**Your task**
Note each line that includes the word "troops". Copy those lines.

**Records supplied**
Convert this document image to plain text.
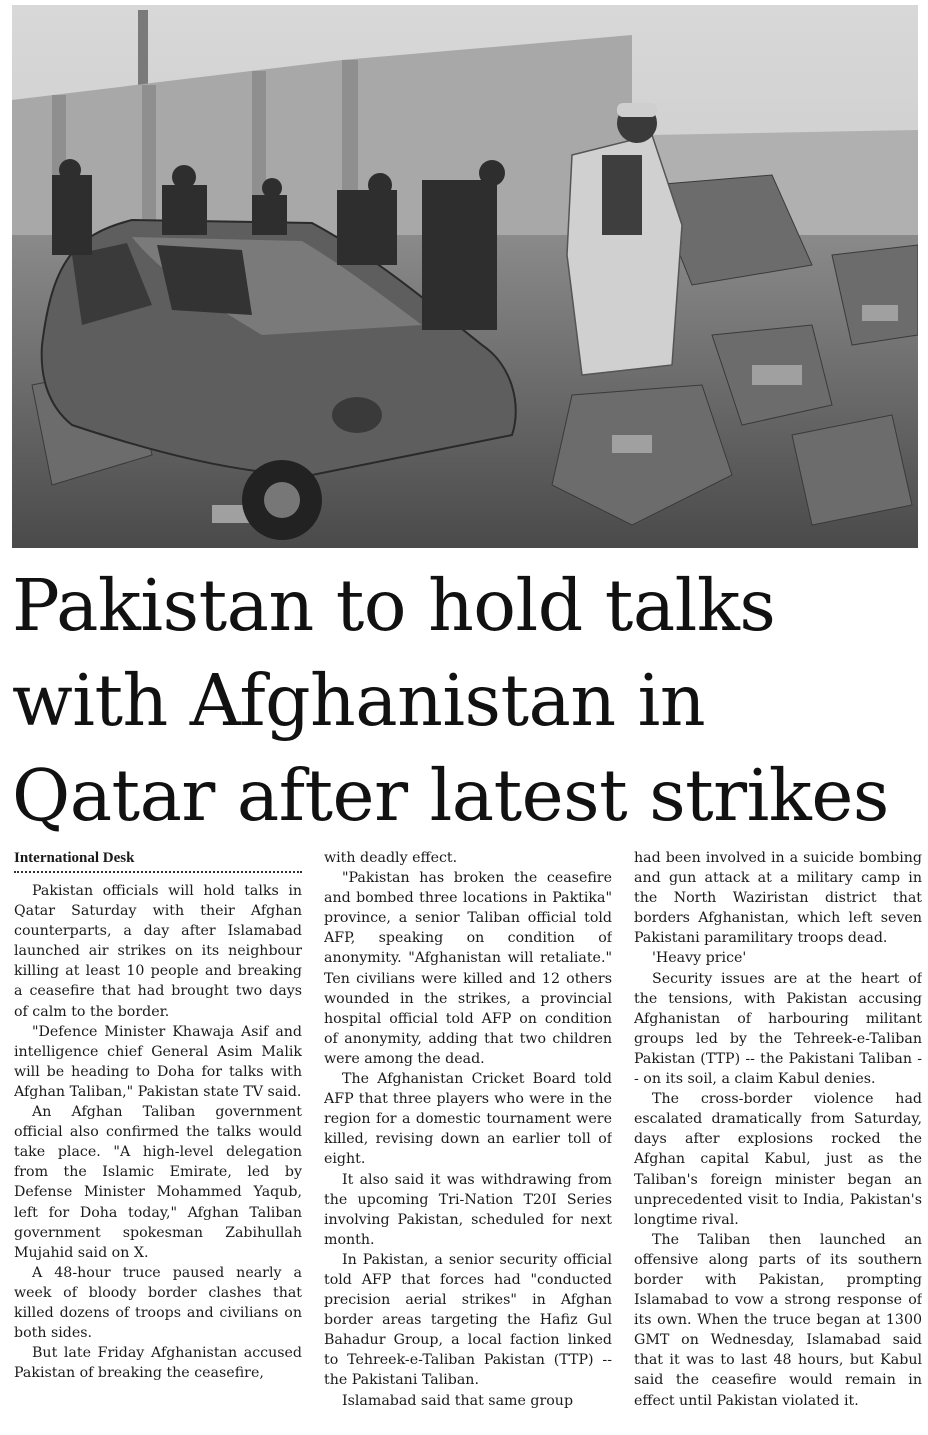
Pakistan to hold talks with Afghanistan in Qatar after latest strikes
International Desk

Pakistan officials will hold talks in Qatar Saturday with their Afghan counterparts, a day after Islamabad launched air strikes on its neighbour killing at least 10 people and breaking a ceasefire that had brought two days of calm to the border.

"Defence Minister Khawaja Asif and intelligence chief General Asim Malik will be heading to Doha for talks with Afghan Taliban," Pakistan state TV said.

An Afghan Taliban government official also confirmed the talks would take place. "A high-level delegation from the Islamic Emirate, led by Defense Minister Mohammed Yaqub, left for Doha today," Afghan Taliban government spokesman Zabihullah Mujahid said on X.

A 48-hour truce paused nearly a week of bloody border clashes that killed dozens of troops and civilians on both sides.

But late Friday Afghanistan accused Pakistan of breaking the ceasefire,

with deadly effect.

"Pakistan has broken the ceasefire and bombed three locations in Paktika" province, a senior Taliban official told AFP, speaking on condition of anonymity. "Afghanistan will retaliate." Ten civilians were killed and 12 others wounded in the strikes, a provincial hospital official told AFP on condition of anonymity, adding that two children were among the dead.

The Afghanistan Cricket Board told AFP that three players who were in the region for a domestic tournament were killed, revising down an earlier toll of eight.

It also said it was withdrawing from the upcoming Tri-Nation T20I Series involving Pakistan, scheduled for next month.

In Pakistan, a senior security official told AFP that forces had "conducted precision aerial strikes" in Afghan border areas targeting the Hafiz Gul Bahadur Group, a local faction linked to Tehreek-e-Taliban Pakistan (TTP) -- the Pakistani Taliban.

Islamabad said that same group

had been involved in a suicide bombing and gun attack at a military camp in the North Waziristan district that borders Afghanistan, which left seven Pakistani paramilitary troops dead.

'Heavy price'

Security issues are at the heart of the tensions, with Pakistan accusing Afghanistan of harbouring militant groups led by the Tehreek-e-Taliban Pakistan (TTP) -- the Pakistani Taliban -- on its soil, a claim Kabul denies.

The cross-border violence had escalated dramatically from Saturday, days after explosions rocked the Afghan capital Kabul, just as the Taliban's foreign minister began an unprecedented visit to India, Pakistan's longtime rival.

The Taliban then launched an offensive along parts of its southern border with Pakistan, prompting Islamabad to vow a strong response of its own. When the truce began at 1300 GMT on Wednesday, Islamabad said that it was to last 48 hours, but Kabul said the ceasefire would remain in effect until Pakistan violated it.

**Result below**
A 48-hour truce paused nearly a week of bloody border clashes that killed dozens of troops and civilians on both sides.
had been involved in a suicide bombing and gun attack at a military camp in the North Waziristan district that borders Afghanistan, which left seven Pakistani paramilitary troops dead.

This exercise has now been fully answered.